+++ Provided records +++
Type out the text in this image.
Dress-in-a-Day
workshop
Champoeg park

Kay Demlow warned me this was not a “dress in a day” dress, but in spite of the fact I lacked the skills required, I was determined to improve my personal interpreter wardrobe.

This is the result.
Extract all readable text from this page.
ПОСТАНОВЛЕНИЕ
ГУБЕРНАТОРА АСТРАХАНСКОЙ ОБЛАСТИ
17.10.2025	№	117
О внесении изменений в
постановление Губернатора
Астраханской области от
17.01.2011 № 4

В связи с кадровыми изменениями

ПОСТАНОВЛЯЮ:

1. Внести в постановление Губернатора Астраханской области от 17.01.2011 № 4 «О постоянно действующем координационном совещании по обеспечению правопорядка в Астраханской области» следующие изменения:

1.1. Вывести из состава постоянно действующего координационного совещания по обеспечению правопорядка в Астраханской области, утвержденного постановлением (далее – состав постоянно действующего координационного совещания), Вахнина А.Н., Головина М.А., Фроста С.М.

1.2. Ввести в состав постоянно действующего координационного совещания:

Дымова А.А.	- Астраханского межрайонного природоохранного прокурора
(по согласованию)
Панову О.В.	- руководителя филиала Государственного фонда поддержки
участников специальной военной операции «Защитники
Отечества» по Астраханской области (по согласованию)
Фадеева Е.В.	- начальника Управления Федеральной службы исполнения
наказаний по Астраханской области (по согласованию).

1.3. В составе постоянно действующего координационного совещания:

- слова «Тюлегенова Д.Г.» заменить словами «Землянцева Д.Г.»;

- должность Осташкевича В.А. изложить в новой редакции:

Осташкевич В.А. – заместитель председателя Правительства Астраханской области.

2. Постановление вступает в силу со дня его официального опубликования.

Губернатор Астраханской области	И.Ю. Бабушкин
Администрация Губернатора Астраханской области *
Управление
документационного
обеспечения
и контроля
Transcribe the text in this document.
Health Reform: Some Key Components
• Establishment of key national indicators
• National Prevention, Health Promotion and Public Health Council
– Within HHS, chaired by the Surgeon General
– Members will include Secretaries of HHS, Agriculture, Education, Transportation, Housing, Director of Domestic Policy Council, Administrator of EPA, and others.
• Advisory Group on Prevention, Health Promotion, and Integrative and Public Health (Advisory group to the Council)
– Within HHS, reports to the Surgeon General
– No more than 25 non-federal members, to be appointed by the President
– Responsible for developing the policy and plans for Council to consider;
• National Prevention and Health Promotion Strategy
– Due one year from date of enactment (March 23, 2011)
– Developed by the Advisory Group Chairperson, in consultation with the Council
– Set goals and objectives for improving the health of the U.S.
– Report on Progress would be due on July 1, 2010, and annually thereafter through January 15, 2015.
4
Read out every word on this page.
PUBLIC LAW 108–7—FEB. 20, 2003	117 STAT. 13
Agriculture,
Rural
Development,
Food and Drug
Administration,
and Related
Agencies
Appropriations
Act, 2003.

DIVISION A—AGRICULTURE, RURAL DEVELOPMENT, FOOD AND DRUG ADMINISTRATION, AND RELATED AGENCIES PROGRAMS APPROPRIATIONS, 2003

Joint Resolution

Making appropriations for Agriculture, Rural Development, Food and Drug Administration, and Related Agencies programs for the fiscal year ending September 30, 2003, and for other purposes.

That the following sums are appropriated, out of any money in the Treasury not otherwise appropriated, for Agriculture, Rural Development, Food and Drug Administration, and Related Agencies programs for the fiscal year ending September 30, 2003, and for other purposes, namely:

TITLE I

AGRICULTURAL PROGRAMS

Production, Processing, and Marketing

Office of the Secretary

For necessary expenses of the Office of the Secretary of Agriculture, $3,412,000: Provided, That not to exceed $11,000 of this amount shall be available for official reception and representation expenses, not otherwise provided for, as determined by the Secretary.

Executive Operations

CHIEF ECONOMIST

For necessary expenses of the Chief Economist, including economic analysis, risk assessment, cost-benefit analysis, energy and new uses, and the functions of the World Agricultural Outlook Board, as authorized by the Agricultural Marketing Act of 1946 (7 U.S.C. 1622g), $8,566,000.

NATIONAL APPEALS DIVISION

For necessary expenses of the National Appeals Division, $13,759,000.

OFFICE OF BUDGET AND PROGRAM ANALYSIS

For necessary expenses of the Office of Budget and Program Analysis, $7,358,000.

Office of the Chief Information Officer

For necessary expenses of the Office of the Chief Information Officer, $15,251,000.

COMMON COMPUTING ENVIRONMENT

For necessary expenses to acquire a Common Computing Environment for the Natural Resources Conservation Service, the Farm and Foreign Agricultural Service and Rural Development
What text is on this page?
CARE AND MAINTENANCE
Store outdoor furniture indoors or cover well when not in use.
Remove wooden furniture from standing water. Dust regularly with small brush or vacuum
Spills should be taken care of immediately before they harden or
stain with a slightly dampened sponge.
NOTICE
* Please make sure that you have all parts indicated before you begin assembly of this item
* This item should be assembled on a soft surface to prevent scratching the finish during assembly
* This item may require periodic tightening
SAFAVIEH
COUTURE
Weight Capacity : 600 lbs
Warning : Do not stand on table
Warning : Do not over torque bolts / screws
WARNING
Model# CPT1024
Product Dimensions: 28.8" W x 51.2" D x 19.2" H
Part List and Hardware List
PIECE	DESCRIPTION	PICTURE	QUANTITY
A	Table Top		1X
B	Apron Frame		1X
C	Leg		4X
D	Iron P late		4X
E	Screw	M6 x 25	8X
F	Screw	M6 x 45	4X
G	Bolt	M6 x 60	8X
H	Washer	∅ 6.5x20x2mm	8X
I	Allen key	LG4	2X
+++
> The request:
Using the listing above, pick out each line that contains the word "assembly", then copy it.

> Output for this task:
* Please make sure that you have all parts indicated before you begin assembly of this item
* This item should be assembled on a soft surface to prevent scratching the finish during assembly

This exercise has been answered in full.